Given problem
List all lines of the data containing the word "Vaccinations".

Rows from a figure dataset
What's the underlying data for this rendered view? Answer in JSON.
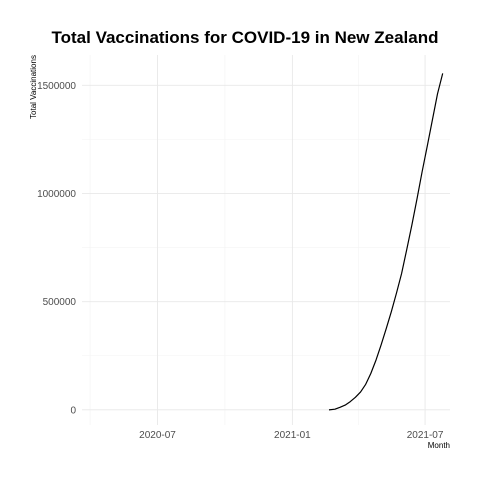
{
  "chart_data": {
    "type": "line",
    "title": "Total Vaccinations for COVID-19 in New Zealand",
    "xlabel": "Month",
    "ylabel": "Total Vaccinations",
    "x_type": "date",
    "xlim": [
      "2020-03-20",
      "2021-08-04"
    ],
    "ylim": [
      -70000,
      1640000
    ],
    "x_ticks": [
      {
        "value": "2020-07-01",
        "label": "2020-07"
      },
      {
        "value": "2021-01-01",
        "label": "2021-01"
      },
      {
        "value": "2021-07-01",
        "label": "2021-07"
      }
    ],
    "y_ticks": [
      {
        "value": 0,
        "label": "0"
      },
      {
        "value": 500000,
        "label": "500000"
      },
      {
        "value": 1000000,
        "label": "1000000"
      },
      {
        "value": 1500000,
        "label": "1500000"
      }
    ],
    "grid": true,
    "legend": "none",
    "series": [
      {
        "color": "#000000",
        "x": [
          "2021-02-20",
          "2021-02-28",
          "2021-03-07",
          "2021-03-14",
          "2021-03-21",
          "2021-03-28",
          "2021-04-04",
          "2021-04-11",
          "2021-04-18",
          "2021-04-25",
          "2021-05-02",
          "2021-05-09",
          "2021-05-16",
          "2021-05-23",
          "2021-05-30",
          "2021-06-06",
          "2021-06-13",
          "2021-06-20",
          "2021-06-27",
          "2021-07-04",
          "2021-07-11",
          "2021-07-18",
          "2021-07-25"
        ],
        "y": [
          0,
          3000,
          12000,
          22000,
          38000,
          58000,
          83000,
          118000,
          168000,
          230000,
          300000,
          375000,
          455000,
          540000,
          630000,
          740000,
          855000,
          975000,
          1100000,
          1220000,
          1340000,
          1460000,
          1555000
        ]
      }
    ]
  }
}
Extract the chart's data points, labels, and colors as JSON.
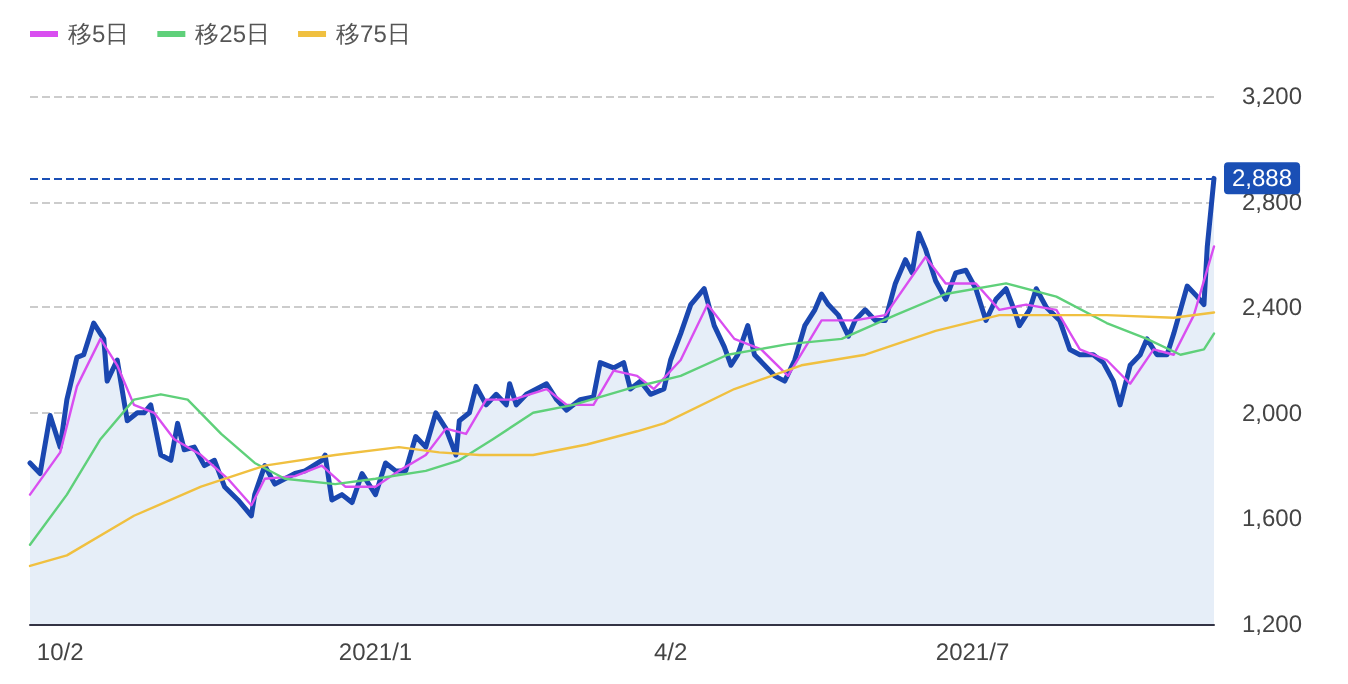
{
  "chart_data": {
    "type": "line",
    "xlim": [
      "2020-09-23",
      "2021-09-11"
    ],
    "xticks": [
      {
        "value": "2020-10-02",
        "label": "10/2"
      },
      {
        "value": "2021-01-04",
        "label": "2021/1"
      },
      {
        "value": "2021-04-02",
        "label": "4/2"
      },
      {
        "value": "2021-07-01",
        "label": "2021/7"
      }
    ],
    "ylim": [
      1200,
      3200
    ],
    "yticks": [
      {
        "value": 1200,
        "label": "1,200"
      },
      {
        "value": 1600,
        "label": "1,600"
      },
      {
        "value": 2000,
        "label": "2,000"
      },
      {
        "value": 2400,
        "label": "2,400"
      },
      {
        "value": 2800,
        "label": "2,800"
      },
      {
        "value": 3200,
        "label": "3,200"
      }
    ],
    "grid": "y",
    "legend": "top left",
    "marker": "none",
    "line_style": "solid",
    "ref_lines": [
      {
        "axis": "y",
        "value": 2888,
        "label": "2,888",
        "color": "#1a4fb5",
        "line_style": "dashed"
      }
    ],
    "series": [
      {
        "type": "area",
        "color": "#1a47b0",
        "x": [
          "2020-09-23",
          "2020-09-26",
          "2020-09-29",
          "2020-10-02",
          "2020-10-04",
          "2020-10-07",
          "2020-10-09",
          "2020-10-12",
          "2020-10-15",
          "2020-10-16",
          "2020-10-19",
          "2020-10-22",
          "2020-10-25",
          "2020-10-27",
          "2020-10-29",
          "2020-11-01",
          "2020-11-04",
          "2020-11-06",
          "2020-11-08",
          "2020-11-11",
          "2020-11-14",
          "2020-11-17",
          "2020-11-20",
          "2020-11-24",
          "2020-11-28",
          "2020-11-29",
          "2020-12-02",
          "2020-12-05",
          "2020-12-08",
          "2020-12-11",
          "2020-12-14",
          "2020-12-19",
          "2020-12-20",
          "2020-12-22",
          "2020-12-25",
          "2020-12-28",
          "2020-12-31",
          "2021-01-04",
          "2021-01-07",
          "2021-01-10",
          "2021-01-13",
          "2021-01-16",
          "2021-01-19",
          "2021-01-22",
          "2021-01-25",
          "2021-01-28",
          "2021-01-29",
          "2021-02-01",
          "2021-02-03",
          "2021-02-06",
          "2021-02-09",
          "2021-02-12",
          "2021-02-13",
          "2021-02-15",
          "2021-02-18",
          "2021-02-21",
          "2021-02-24",
          "2021-02-27",
          "2021-03-02",
          "2021-03-06",
          "2021-03-10",
          "2021-03-12",
          "2021-03-16",
          "2021-03-19",
          "2021-03-21",
          "2021-03-24",
          "2021-03-27",
          "2021-03-31",
          "2021-04-02",
          "2021-04-05",
          "2021-04-08",
          "2021-04-12",
          "2021-04-15",
          "2021-04-18",
          "2021-04-20",
          "2021-04-22",
          "2021-04-25",
          "2021-04-27",
          "2021-04-30",
          "2021-05-03",
          "2021-05-06",
          "2021-05-09",
          "2021-05-12",
          "2021-05-15",
          "2021-05-17",
          "2021-05-19",
          "2021-05-22",
          "2021-05-25",
          "2021-05-27",
          "2021-05-30",
          "2021-06-02",
          "2021-06-05",
          "2021-06-08",
          "2021-06-11",
          "2021-06-13",
          "2021-06-15",
          "2021-06-17",
          "2021-06-20",
          "2021-06-23",
          "2021-06-26",
          "2021-06-29",
          "2021-07-02",
          "2021-07-05",
          "2021-07-08",
          "2021-07-11",
          "2021-07-14",
          "2021-07-15",
          "2021-07-18",
          "2021-07-20",
          "2021-07-23",
          "2021-07-27",
          "2021-07-30",
          "2021-08-02",
          "2021-08-06",
          "2021-08-09",
          "2021-08-12",
          "2021-08-14",
          "2021-08-17",
          "2021-08-20",
          "2021-08-22",
          "2021-08-25",
          "2021-08-28",
          "2021-08-30",
          "2021-09-03",
          "2021-09-06",
          "2021-09-08",
          "2021-09-09",
          "2021-09-11"
        ],
        "values": [
          1810,
          1770,
          1990,
          1870,
          2050,
          2210,
          2220,
          2340,
          2280,
          2120,
          2200,
          1970,
          2000,
          2000,
          2030,
          1840,
          1820,
          1960,
          1860,
          1870,
          1800,
          1820,
          1720,
          1670,
          1610,
          1690,
          1800,
          1730,
          1750,
          1770,
          1780,
          1820,
          1840,
          1670,
          1690,
          1660,
          1770,
          1690,
          1810,
          1780,
          1780,
          1910,
          1870,
          2000,
          1940,
          1840,
          1970,
          2000,
          2100,
          2030,
          2070,
          2030,
          2110,
          2030,
          2070,
          2090,
          2110,
          2050,
          2010,
          2050,
          2060,
          2190,
          2170,
          2190,
          2090,
          2120,
          2070,
          2090,
          2200,
          2300,
          2410,
          2470,
          2330,
          2250,
          2180,
          2220,
          2330,
          2220,
          2180,
          2140,
          2120,
          2200,
          2330,
          2390,
          2450,
          2410,
          2370,
          2290,
          2350,
          2390,
          2350,
          2350,
          2490,
          2580,
          2530,
          2680,
          2620,
          2500,
          2430,
          2530,
          2540,
          2470,
          2350,
          2430,
          2470,
          2370,
          2330,
          2390,
          2470,
          2400,
          2350,
          2240,
          2220,
          2220,
          2190,
          2120,
          2030,
          2180,
          2220,
          2280,
          2220,
          2220,
          2300,
          2480,
          2440,
          2410,
          2630,
          2888
        ]
      },
      {
        "type": "line",
        "name": "移5日",
        "color": "#d94ef0",
        "x": [
          "2020-09-23",
          "2020-10-02",
          "2020-10-07",
          "2020-10-14",
          "2020-10-19",
          "2020-10-24",
          "2020-10-30",
          "2020-11-05",
          "2020-11-13",
          "2020-11-21",
          "2020-11-28",
          "2020-12-02",
          "2020-12-11",
          "2020-12-19",
          "2020-12-26",
          "2021-01-04",
          "2021-01-11",
          "2021-01-19",
          "2021-01-25",
          "2021-01-31",
          "2021-02-06",
          "2021-02-14",
          "2021-02-24",
          "2021-03-02",
          "2021-03-10",
          "2021-03-16",
          "2021-03-23",
          "2021-03-28",
          "2021-04-05",
          "2021-04-13",
          "2021-04-21",
          "2021-04-29",
          "2021-05-07",
          "2021-05-17",
          "2021-05-27",
          "2021-06-05",
          "2021-06-17",
          "2021-06-23",
          "2021-07-02",
          "2021-07-09",
          "2021-07-17",
          "2021-07-26",
          "2021-08-02",
          "2021-08-10",
          "2021-08-17",
          "2021-08-24",
          "2021-08-30",
          "2021-09-05",
          "2021-09-11"
        ],
        "values": [
          1690,
          1850,
          2100,
          2280,
          2180,
          2030,
          2000,
          1900,
          1840,
          1750,
          1650,
          1750,
          1760,
          1800,
          1720,
          1720,
          1780,
          1840,
          1940,
          1920,
          2050,
          2050,
          2090,
          2030,
          2030,
          2160,
          2140,
          2090,
          2200,
          2410,
          2280,
          2240,
          2140,
          2350,
          2350,
          2370,
          2590,
          2490,
          2490,
          2390,
          2410,
          2390,
          2240,
          2200,
          2110,
          2240,
          2220,
          2370,
          2630
        ]
      },
      {
        "type": "line",
        "name": "移25日",
        "color": "#5fd07a",
        "x": [
          "2020-09-23",
          "2020-10-04",
          "2020-10-14",
          "2020-10-24",
          "2020-11-01",
          "2020-11-09",
          "2020-11-19",
          "2020-11-29",
          "2020-12-08",
          "2020-12-23",
          "2021-01-04",
          "2021-01-19",
          "2021-01-29",
          "2021-02-08",
          "2021-02-20",
          "2021-03-04",
          "2021-03-20",
          "2021-04-05",
          "2021-04-19",
          "2021-05-07",
          "2021-05-23",
          "2021-06-08",
          "2021-06-23",
          "2021-07-11",
          "2021-07-26",
          "2021-08-10",
          "2021-08-22",
          "2021-09-01",
          "2021-09-08",
          "2021-09-11"
        ],
        "values": [
          1500,
          1690,
          1900,
          2050,
          2070,
          2050,
          1920,
          1810,
          1750,
          1730,
          1750,
          1780,
          1820,
          1900,
          2000,
          2030,
          2090,
          2140,
          2220,
          2260,
          2280,
          2370,
          2450,
          2490,
          2440,
          2340,
          2280,
          2220,
          2240,
          2300
        ]
      },
      {
        "type": "line",
        "name": "移75日",
        "color": "#f0c040",
        "x": [
          "2020-09-23",
          "2020-10-04",
          "2020-10-24",
          "2020-11-13",
          "2020-12-02",
          "2020-12-23",
          "2021-01-11",
          "2021-01-23",
          "2021-02-04",
          "2021-02-20",
          "2021-03-08",
          "2021-03-23",
          "2021-03-31",
          "2021-04-21",
          "2021-05-11",
          "2021-05-30",
          "2021-06-20",
          "2021-07-09",
          "2021-07-26",
          "2021-08-10",
          "2021-08-30",
          "2021-09-11"
        ],
        "values": [
          1420,
          1460,
          1610,
          1720,
          1800,
          1840,
          1870,
          1850,
          1840,
          1840,
          1880,
          1930,
          1960,
          2090,
          2180,
          2220,
          2310,
          2370,
          2370,
          2370,
          2360,
          2380
        ]
      }
    ]
  }
}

Reply to the exercise
    "title": "Total Vaccinations for COVID-19 in New Zealand",
    "ylabel": "Total Vaccinations",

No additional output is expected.